§ Exercise directions
Identify every line containing the word "میتوان" and reproduce each one.
:: Data for processing
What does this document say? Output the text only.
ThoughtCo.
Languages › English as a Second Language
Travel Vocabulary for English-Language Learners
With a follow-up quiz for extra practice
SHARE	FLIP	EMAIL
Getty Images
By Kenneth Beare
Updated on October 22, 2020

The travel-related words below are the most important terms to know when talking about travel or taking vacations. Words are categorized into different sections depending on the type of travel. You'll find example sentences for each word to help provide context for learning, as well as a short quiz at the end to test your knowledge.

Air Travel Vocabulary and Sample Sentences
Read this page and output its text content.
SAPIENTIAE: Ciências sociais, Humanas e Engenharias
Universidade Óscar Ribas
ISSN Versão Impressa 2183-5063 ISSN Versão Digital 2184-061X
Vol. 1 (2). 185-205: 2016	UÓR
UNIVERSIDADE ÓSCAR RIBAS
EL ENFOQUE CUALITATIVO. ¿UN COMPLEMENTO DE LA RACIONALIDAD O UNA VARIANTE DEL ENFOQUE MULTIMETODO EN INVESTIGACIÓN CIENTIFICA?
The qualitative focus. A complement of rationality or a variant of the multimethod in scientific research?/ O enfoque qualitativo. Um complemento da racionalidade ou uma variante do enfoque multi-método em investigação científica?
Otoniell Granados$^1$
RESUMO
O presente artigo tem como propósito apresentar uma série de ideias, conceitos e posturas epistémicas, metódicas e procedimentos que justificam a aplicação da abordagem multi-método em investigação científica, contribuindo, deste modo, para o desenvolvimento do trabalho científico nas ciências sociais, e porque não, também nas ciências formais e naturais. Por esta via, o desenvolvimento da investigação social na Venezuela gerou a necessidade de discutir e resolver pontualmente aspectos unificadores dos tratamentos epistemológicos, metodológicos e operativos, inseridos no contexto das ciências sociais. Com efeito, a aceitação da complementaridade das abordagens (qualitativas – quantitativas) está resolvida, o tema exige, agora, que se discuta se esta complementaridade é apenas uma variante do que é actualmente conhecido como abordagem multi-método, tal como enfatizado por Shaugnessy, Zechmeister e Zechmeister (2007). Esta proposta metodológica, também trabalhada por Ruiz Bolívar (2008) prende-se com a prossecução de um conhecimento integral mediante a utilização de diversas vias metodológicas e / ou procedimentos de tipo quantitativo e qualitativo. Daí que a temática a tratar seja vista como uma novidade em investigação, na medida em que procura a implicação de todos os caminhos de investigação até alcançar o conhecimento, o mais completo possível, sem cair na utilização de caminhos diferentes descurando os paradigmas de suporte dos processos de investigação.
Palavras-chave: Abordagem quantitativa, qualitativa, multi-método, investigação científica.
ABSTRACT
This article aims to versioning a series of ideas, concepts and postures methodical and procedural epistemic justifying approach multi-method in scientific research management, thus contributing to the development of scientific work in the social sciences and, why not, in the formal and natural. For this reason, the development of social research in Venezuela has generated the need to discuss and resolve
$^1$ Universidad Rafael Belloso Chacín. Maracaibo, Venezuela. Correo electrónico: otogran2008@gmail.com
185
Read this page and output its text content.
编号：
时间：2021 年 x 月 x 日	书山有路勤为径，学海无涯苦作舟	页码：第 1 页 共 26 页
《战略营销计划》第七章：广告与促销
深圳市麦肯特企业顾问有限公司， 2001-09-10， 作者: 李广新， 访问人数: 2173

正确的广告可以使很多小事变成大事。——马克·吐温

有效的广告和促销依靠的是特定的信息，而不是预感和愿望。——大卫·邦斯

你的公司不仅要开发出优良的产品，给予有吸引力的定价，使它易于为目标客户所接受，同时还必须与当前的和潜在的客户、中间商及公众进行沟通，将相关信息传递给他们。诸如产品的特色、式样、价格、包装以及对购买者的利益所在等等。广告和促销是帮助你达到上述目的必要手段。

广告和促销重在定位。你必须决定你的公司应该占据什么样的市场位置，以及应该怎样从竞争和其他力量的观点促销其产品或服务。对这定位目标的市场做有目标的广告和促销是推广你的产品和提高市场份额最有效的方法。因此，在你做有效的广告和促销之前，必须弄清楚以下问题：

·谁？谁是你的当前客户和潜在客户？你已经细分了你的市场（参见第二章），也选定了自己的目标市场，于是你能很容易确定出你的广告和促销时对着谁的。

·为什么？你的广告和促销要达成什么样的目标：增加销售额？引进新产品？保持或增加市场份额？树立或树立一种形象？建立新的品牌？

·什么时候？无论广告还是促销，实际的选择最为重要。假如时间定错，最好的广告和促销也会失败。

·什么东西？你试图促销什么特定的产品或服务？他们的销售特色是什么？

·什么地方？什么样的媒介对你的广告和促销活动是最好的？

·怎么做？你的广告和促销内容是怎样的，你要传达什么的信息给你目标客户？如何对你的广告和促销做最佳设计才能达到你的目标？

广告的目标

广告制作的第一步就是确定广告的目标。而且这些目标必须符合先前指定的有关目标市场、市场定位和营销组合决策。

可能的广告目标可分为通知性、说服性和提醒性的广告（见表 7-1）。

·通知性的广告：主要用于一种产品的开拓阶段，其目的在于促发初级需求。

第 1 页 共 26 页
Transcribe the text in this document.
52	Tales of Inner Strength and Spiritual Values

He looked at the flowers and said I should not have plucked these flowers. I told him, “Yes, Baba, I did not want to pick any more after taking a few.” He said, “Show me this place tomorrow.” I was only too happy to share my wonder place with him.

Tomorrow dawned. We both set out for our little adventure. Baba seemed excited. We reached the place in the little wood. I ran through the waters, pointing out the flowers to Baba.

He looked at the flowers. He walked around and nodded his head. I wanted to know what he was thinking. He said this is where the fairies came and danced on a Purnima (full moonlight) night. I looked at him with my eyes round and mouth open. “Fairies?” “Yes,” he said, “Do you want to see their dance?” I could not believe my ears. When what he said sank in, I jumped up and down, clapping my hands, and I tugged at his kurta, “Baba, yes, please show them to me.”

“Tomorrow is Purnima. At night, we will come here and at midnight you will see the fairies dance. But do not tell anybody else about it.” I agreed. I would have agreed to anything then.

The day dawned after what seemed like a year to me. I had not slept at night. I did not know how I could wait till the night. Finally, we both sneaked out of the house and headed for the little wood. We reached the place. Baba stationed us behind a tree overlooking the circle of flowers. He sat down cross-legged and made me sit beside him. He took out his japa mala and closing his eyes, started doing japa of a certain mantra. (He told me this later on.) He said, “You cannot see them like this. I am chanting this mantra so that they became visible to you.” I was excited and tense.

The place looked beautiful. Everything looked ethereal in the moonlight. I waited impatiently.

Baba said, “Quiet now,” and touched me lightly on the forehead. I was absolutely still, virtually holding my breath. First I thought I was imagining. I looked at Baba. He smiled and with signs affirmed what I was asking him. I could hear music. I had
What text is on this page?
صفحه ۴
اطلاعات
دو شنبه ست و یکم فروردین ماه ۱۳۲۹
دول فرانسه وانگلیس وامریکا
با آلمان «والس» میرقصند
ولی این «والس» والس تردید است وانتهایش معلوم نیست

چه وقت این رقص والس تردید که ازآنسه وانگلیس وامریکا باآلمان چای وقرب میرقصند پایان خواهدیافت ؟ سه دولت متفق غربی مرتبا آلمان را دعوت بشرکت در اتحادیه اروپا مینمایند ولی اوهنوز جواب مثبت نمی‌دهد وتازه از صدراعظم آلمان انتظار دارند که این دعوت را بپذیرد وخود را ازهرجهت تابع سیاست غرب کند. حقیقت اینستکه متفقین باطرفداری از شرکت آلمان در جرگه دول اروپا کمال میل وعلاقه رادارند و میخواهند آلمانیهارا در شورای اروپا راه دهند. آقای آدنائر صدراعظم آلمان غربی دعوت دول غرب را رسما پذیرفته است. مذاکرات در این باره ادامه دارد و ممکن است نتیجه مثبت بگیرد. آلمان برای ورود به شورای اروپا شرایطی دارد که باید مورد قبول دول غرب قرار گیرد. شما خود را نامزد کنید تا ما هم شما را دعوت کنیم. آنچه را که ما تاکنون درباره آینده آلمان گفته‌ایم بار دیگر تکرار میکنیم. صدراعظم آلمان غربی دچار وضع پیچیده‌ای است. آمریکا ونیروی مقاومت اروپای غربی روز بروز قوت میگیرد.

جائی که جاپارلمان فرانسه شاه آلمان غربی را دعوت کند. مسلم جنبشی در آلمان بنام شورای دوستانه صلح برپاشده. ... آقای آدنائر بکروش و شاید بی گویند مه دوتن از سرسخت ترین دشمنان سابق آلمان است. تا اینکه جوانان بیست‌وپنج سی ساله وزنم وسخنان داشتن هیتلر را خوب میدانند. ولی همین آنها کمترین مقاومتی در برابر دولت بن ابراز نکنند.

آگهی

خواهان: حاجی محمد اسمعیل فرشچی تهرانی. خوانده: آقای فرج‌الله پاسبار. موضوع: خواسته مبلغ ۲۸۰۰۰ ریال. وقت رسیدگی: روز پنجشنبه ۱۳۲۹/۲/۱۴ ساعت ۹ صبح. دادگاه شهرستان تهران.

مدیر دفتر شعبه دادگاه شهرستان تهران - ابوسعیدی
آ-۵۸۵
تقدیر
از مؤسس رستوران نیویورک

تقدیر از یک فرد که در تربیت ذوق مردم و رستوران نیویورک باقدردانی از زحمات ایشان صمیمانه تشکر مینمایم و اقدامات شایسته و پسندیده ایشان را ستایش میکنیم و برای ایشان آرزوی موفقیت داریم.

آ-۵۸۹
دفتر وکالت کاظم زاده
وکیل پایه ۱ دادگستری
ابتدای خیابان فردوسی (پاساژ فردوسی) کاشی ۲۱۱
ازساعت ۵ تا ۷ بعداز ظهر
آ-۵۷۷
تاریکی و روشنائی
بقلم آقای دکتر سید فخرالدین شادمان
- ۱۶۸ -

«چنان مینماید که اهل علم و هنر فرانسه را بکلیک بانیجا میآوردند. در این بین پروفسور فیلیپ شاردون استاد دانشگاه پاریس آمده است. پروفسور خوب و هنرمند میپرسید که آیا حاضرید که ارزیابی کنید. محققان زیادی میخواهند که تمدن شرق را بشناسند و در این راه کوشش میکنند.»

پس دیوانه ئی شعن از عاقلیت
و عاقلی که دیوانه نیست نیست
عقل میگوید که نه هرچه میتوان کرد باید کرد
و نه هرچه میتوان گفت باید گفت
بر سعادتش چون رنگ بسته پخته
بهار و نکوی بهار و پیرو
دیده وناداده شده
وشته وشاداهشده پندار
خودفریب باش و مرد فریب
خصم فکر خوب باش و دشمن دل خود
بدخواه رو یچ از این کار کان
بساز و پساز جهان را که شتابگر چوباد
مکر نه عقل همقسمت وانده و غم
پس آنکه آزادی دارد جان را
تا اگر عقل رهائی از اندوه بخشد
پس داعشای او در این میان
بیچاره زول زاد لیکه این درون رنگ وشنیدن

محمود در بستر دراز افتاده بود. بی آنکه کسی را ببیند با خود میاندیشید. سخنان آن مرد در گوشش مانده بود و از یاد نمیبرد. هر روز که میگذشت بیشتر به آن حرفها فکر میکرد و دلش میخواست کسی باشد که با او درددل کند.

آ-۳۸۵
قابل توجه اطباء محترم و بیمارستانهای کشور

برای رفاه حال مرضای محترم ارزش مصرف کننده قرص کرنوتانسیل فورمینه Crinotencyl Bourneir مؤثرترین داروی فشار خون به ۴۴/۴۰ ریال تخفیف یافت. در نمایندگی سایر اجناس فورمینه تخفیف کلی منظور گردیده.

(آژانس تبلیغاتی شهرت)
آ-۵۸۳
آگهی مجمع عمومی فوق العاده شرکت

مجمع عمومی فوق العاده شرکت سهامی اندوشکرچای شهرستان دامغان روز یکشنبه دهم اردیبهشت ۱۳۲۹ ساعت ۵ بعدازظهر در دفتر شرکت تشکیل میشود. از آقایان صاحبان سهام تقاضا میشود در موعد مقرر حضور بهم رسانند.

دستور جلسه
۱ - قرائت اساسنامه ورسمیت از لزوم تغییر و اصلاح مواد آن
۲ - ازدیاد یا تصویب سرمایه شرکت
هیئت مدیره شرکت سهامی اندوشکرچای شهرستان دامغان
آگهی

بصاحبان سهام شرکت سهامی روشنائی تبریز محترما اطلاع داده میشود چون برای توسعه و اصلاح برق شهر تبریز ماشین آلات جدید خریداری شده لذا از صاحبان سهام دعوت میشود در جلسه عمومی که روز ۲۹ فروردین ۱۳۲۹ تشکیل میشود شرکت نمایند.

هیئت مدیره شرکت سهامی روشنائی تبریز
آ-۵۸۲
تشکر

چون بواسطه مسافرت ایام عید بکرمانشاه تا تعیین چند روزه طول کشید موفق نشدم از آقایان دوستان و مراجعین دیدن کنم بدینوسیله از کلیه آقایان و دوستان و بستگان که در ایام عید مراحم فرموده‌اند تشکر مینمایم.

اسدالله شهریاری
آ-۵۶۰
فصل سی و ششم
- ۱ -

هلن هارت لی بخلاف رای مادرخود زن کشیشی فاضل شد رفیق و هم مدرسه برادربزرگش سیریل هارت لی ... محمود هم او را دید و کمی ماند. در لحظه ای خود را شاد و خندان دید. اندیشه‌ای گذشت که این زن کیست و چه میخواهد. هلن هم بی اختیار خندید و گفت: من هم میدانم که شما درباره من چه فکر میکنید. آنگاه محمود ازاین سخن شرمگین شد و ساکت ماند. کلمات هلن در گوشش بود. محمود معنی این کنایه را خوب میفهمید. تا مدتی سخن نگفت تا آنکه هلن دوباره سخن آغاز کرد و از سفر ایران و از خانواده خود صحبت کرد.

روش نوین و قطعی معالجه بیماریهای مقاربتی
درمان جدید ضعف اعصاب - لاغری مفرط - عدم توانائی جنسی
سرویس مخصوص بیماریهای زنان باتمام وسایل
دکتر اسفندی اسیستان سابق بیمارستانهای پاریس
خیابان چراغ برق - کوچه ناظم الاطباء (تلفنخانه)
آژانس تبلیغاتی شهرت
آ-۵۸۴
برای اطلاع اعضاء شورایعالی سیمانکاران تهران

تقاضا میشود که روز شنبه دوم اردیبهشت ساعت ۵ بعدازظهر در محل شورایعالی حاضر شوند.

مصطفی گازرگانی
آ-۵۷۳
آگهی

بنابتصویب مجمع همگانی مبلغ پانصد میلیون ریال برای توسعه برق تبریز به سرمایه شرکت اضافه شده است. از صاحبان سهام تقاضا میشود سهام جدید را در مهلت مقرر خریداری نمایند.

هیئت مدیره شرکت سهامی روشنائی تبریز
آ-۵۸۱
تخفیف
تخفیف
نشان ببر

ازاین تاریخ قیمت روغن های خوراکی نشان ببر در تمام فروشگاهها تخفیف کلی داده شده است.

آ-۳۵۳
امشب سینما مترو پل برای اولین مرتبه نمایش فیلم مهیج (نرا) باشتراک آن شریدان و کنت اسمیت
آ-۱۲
::::
§ Answer for this exercise
عقل میگوید که نه هرچه میتوان کرد باید کرد
و نه هرچه میتوان گفت باید گفت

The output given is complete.